Figure record extracts:
╭──
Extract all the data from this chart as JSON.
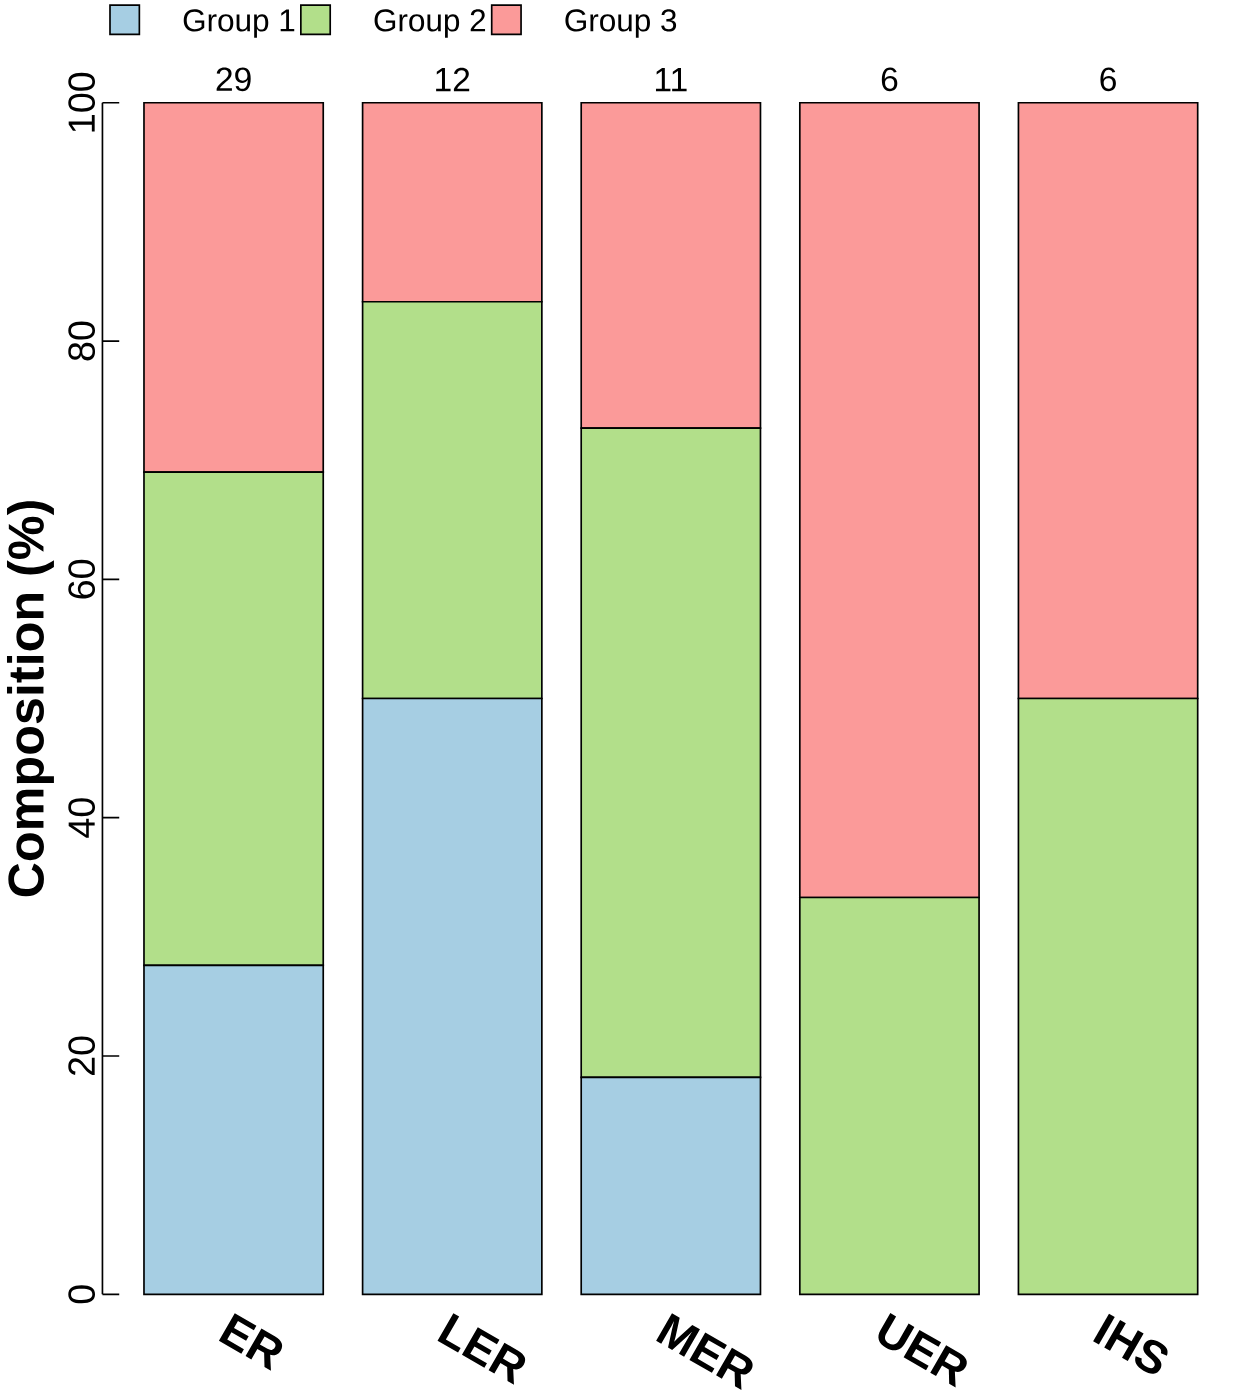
{
  "chart_data": {
    "type": "bar",
    "stacked": true,
    "ylabel": "Composition (%)",
    "categories": [
      "ER",
      "LER",
      "MER",
      "UER",
      "IHS"
    ],
    "series": [
      {
        "name": "Group 1",
        "color": "#a6cee3",
        "values": [
          27.6,
          50,
          18.2,
          0,
          0
        ]
      },
      {
        "name": "Group 2",
        "color": "#b2df8a",
        "values": [
          41.4,
          33.3,
          54.5,
          33.3,
          50
        ]
      },
      {
        "name": "Group 3",
        "color": "#fb9a99",
        "values": [
          31.0,
          16.7,
          27.3,
          66.7,
          50
        ]
      }
    ],
    "annotations": [
      {
        "text": "29",
        "x": "ER",
        "y": 100
      },
      {
        "text": "12",
        "x": "LER",
        "y": 100
      },
      {
        "text": "11",
        "x": "MER",
        "y": 100
      },
      {
        "text": "6",
        "x": "UER",
        "y": 100
      },
      {
        "text": "6",
        "x": "IHS",
        "y": 100
      }
    ],
    "ylim": [
      0,
      100
    ],
    "yticks": [
      0,
      20,
      40,
      60,
      80,
      100
    ],
    "legend": "top left",
    "grid": false
  }
}
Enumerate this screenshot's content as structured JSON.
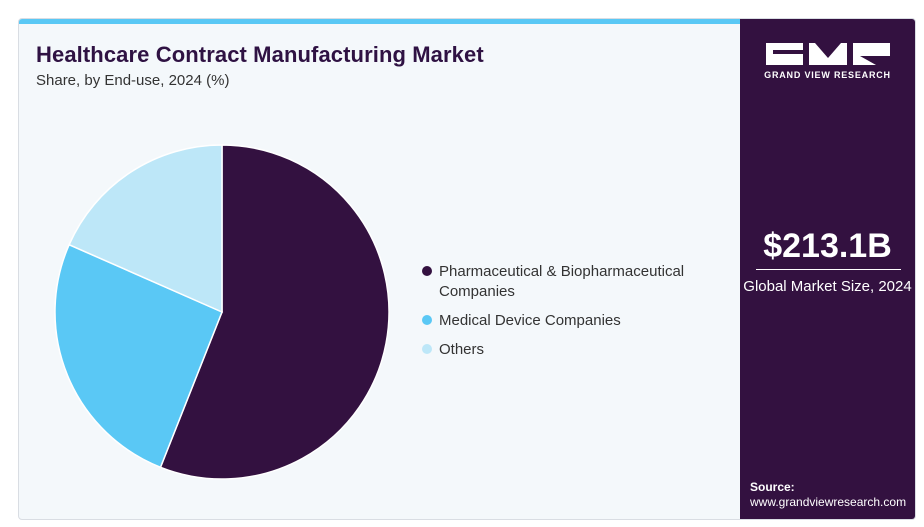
{
  "header": {
    "title": "Healthcare Contract Manufacturing Market",
    "subtitle": "Share, by End-use, 2024 (%)"
  },
  "chart_data": {
    "type": "pie",
    "title": "Healthcare Contract Manufacturing Market",
    "subtitle": "Share, by End-use, 2024 (%)",
    "start_angle_deg": 0,
    "direction": "clockwise",
    "legend_position": "right",
    "series": [
      {
        "name": "Pharmaceutical & Biopharmaceutical Companies",
        "value": 56.0,
        "color": "#331140"
      },
      {
        "name": "Medical Device Companies",
        "value": 25.6,
        "color": "#5ac8f5"
      },
      {
        "name": "Others",
        "value": 18.4,
        "color": "#bde7f8"
      }
    ]
  },
  "legend": {
    "items": [
      {
        "label": "Pharmaceutical & Biopharmaceutical Companies",
        "color": "#331140"
      },
      {
        "label": "Medical Device Companies",
        "color": "#5ac8f5"
      },
      {
        "label": "Others",
        "color": "#bde7f8"
      }
    ]
  },
  "sidebar": {
    "brand": "GRAND VIEW RESEARCH",
    "logo_icon": "gvr-logo-icon",
    "market_size": "$213.1B",
    "market_size_caption": "Global Market Size, 2024",
    "source_label": "Source:",
    "source_url": "www.grandviewresearch.com"
  },
  "colors": {
    "brand_dark": "#331140",
    "accent": "#5ac8f5",
    "light_accent": "#bde7f8",
    "panel_bg": "#f4f8fb"
  }
}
╰──
> **PROBLEM DESCRIPTION**:
Quote all of the entries word for word, omitting any pictures.

> **FULL OUTPUT**:
Extract all the data from this chart as JSON.
{
  "chart_data": {
    "type": "bar",
    "stacked": true,
    "ylabel": "Composition (%)",
    "categories": [
      "ER",
      "LER",
      "MER",
      "UER",
      "IHS"
    ],
    "series": [
      {
        "name": "Group 1",
        "color": "#a6cee3",
        "values": [
          27.6,
          50,
          18.2,
          0,
          0
        ]
      },
      {
        "name": "Group 2",
        "color": "#b2df8a",
        "values": [
          41.4,
          33.3,
          54.5,
          33.3,
          50
        ]
      },
      {
        "name": "Group 3",
        "color": "#fb9a99",
        "values": [
          31.0,
          16.7,
          27.3,
          66.7,
          50
        ]
      }
    ],
    "annotations": [
      {
        "text": "29",
        "x": "ER",
        "y": 100
      },
      {
        "text": "12",
        "x": "LER",
        "y": 100
      },
      {
        "text": "11",
        "x": "MER",
        "y": 100
      },
      {
        "text": "6",
        "x": "UER",
        "y": 100
      },
      {
        "text": "6",
        "x": "IHS",
        "y": 100
      }
    ],
    "ylim": [
      0,
      100
    ],
    "yticks": [
      0,
      20,
      40,
      60,
      80,
      100
    ],
    "legend": "top left",
    "grid": false
  }
}
Enumerate this screenshot's content as structured JSON.
{
  "header": {
    "title": "Healthcare Contract Manufacturing Market",
    "subtitle": "Share, by End-use, 2024 (%)"
  },
  "chart_data": {
    "type": "pie",
    "title": "Healthcare Contract Manufacturing Market",
    "subtitle": "Share, by End-use, 2024 (%)",
    "start_angle_deg": 0,
    "direction": "clockwise",
    "legend_position": "right",
    "series": [
      {
        "name": "Pharmaceutical & Biopharmaceutical Companies",
        "value": 56.0,
        "color": "#331140"
      },
      {
        "name": "Medical Device Companies",
        "value": 25.6,
        "color": "#5ac8f5"
      },
      {
        "name": "Others",
        "value": 18.4,
        "color": "#bde7f8"
      }
    ]
  },
  "legend": {
    "items": [
      {
        "label": "Pharmaceutical & Biopharmaceutical Companies",
        "color": "#331140"
      },
      {
        "label": "Medical Device Companies",
        "color": "#5ac8f5"
      },
      {
        "label": "Others",
        "color": "#bde7f8"
      }
    ]
  },
  "sidebar": {
    "brand": "GRAND VIEW RESEARCH",
    "logo_icon": "gvr-logo-icon",
    "market_size": "$213.1B",
    "market_size_caption": "Global Market Size, 2024",
    "source_label": "Source:",
    "source_url": "www.grandviewresearch.com"
  },
  "colors": {
    "brand_dark": "#331140",
    "accent": "#5ac8f5",
    "light_accent": "#bde7f8",
    "panel_bg": "#f4f8fb"
  }
}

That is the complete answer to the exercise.